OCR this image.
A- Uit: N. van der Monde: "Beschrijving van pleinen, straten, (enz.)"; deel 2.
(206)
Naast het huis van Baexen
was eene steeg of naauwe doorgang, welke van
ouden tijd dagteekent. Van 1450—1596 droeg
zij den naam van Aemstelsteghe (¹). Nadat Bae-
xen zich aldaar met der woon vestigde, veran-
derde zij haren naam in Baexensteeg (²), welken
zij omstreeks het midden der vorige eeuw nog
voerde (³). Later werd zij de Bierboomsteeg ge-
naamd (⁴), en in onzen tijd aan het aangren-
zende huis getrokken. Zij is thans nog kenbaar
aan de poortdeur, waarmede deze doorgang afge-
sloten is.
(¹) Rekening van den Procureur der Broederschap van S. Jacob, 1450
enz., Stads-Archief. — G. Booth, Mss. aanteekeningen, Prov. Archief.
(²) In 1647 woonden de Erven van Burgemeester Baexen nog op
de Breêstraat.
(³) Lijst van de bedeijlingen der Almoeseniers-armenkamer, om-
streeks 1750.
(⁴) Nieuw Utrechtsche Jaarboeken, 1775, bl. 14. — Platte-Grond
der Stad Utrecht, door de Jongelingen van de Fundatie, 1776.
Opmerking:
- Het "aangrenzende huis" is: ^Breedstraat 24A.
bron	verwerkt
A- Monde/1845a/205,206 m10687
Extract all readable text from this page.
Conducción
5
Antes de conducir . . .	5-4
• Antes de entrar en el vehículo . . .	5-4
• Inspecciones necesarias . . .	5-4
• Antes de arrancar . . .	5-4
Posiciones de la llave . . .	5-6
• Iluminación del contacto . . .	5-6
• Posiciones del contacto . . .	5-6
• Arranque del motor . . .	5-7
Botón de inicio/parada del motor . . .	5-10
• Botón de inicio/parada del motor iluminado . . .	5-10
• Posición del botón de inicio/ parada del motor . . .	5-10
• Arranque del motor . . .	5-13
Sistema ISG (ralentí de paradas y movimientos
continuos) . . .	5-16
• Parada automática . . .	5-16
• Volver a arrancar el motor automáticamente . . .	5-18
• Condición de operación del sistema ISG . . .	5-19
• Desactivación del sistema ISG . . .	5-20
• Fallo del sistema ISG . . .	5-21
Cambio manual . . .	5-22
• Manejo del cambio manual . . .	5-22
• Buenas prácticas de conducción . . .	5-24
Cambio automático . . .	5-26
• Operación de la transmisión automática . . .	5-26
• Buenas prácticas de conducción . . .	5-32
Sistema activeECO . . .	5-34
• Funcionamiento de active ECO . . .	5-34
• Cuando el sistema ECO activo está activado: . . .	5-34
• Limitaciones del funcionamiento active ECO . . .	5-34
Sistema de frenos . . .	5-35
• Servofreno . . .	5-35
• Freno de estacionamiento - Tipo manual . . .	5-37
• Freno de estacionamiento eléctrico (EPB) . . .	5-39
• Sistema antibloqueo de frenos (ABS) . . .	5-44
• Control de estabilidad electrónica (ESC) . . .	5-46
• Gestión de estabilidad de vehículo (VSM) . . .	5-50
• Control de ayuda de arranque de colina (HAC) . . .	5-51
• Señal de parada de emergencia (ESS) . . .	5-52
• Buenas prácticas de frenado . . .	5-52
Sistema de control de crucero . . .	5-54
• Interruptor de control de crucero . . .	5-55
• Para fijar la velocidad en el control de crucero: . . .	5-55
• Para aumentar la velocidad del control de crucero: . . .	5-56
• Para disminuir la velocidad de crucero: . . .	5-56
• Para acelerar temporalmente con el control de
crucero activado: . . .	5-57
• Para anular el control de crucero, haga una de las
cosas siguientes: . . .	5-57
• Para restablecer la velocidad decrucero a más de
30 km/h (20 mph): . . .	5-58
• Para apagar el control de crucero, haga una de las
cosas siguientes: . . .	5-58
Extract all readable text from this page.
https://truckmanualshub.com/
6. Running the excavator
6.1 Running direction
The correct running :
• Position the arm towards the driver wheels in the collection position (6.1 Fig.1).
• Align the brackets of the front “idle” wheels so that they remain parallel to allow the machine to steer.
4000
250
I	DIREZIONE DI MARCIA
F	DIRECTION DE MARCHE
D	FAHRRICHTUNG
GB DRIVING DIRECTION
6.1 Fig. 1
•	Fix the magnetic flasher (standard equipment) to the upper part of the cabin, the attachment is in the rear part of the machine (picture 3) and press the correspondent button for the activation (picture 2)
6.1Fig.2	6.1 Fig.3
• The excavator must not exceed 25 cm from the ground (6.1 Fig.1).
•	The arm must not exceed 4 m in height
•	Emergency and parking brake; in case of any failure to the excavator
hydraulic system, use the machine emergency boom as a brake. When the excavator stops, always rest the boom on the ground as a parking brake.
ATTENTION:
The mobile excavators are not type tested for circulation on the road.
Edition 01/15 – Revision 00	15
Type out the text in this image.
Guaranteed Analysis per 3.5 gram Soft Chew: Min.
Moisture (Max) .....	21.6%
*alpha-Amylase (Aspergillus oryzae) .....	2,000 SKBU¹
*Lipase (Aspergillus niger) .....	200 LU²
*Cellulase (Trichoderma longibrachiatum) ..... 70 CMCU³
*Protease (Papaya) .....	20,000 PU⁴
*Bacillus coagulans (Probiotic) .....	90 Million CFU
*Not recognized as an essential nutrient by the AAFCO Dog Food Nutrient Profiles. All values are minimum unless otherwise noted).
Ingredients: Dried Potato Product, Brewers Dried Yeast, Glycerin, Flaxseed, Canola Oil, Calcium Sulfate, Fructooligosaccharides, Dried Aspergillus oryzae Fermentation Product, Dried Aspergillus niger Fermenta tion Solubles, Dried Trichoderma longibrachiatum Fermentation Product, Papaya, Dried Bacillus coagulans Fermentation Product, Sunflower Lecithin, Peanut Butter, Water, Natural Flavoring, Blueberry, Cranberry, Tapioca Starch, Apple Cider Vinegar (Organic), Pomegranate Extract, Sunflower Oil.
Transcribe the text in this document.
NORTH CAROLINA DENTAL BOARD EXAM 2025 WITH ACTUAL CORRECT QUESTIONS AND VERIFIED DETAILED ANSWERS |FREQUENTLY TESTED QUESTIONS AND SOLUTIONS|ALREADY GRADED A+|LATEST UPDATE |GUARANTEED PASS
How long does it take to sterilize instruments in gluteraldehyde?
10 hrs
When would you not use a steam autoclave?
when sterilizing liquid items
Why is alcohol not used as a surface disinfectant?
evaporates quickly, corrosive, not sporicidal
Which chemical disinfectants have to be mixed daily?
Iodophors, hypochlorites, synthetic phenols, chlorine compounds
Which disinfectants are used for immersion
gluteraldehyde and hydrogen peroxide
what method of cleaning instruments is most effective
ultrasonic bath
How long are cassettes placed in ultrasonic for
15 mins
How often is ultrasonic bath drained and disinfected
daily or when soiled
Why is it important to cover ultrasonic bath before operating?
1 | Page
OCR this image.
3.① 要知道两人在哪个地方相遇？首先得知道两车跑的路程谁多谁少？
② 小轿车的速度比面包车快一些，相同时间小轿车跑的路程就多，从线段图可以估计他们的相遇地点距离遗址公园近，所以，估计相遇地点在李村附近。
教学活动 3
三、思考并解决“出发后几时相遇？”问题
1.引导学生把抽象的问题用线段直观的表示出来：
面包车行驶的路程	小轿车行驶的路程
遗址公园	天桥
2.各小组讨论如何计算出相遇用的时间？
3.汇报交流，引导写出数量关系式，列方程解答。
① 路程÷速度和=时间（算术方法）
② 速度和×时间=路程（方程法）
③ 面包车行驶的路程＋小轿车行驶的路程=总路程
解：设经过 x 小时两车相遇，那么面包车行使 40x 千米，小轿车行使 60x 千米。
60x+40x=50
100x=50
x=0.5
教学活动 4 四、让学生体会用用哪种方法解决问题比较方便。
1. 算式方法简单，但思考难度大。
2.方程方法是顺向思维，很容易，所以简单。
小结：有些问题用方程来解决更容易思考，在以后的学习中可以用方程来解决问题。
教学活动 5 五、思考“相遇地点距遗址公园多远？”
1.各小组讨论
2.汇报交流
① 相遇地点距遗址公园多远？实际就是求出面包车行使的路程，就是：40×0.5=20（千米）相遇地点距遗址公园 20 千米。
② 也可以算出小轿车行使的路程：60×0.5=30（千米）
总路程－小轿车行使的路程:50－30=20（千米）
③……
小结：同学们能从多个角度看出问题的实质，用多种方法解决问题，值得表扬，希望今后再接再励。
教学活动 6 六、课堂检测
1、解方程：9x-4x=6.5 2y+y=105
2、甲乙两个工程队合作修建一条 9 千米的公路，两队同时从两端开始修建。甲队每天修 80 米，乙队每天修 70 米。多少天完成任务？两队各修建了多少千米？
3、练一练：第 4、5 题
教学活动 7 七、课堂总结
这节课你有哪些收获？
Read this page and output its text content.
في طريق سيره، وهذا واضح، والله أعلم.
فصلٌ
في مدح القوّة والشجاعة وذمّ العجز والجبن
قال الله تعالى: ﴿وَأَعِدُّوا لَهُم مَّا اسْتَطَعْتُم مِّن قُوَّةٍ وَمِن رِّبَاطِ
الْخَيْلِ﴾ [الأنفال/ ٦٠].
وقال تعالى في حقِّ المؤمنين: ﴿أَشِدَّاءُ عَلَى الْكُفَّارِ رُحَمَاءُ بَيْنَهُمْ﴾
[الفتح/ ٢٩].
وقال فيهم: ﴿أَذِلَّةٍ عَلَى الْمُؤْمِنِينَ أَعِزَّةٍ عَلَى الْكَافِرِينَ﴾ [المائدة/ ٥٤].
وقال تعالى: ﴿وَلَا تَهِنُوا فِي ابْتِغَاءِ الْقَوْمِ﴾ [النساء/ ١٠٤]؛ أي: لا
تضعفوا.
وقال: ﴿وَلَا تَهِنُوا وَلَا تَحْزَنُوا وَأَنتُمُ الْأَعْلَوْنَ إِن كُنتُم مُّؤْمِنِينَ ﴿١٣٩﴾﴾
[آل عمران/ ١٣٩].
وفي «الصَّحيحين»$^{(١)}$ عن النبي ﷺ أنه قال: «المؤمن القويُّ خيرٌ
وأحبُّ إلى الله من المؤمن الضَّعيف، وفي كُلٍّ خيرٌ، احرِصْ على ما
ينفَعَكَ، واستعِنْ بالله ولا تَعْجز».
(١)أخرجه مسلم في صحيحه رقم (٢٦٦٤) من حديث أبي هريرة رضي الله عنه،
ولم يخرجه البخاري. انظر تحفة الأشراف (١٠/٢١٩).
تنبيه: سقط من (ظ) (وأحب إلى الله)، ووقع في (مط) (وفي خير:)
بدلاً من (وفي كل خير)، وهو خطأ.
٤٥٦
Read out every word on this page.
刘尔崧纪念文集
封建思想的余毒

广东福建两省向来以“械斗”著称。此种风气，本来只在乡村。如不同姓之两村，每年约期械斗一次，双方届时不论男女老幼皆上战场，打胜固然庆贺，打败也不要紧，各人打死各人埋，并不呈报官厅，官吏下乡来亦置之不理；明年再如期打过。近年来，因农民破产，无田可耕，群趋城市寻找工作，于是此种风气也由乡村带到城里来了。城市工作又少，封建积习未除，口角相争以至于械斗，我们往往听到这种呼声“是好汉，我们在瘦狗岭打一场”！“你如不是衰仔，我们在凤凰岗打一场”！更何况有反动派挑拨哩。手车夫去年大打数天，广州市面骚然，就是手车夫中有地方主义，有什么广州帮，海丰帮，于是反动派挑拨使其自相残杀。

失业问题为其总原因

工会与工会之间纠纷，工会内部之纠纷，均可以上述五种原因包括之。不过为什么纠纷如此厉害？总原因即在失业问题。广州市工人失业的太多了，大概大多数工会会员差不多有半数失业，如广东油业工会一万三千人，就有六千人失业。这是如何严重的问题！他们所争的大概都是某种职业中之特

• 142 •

__Goal of the exercise__: Scan the entries above for the word "Buenas" and collect each line holding it.

__Problem solution__:
• Buenas prácticas de conducción . . .	5-24
• Buenas prácticas de conducción . . .	5-32
• Buenas prácticas de frenado . . .	5-52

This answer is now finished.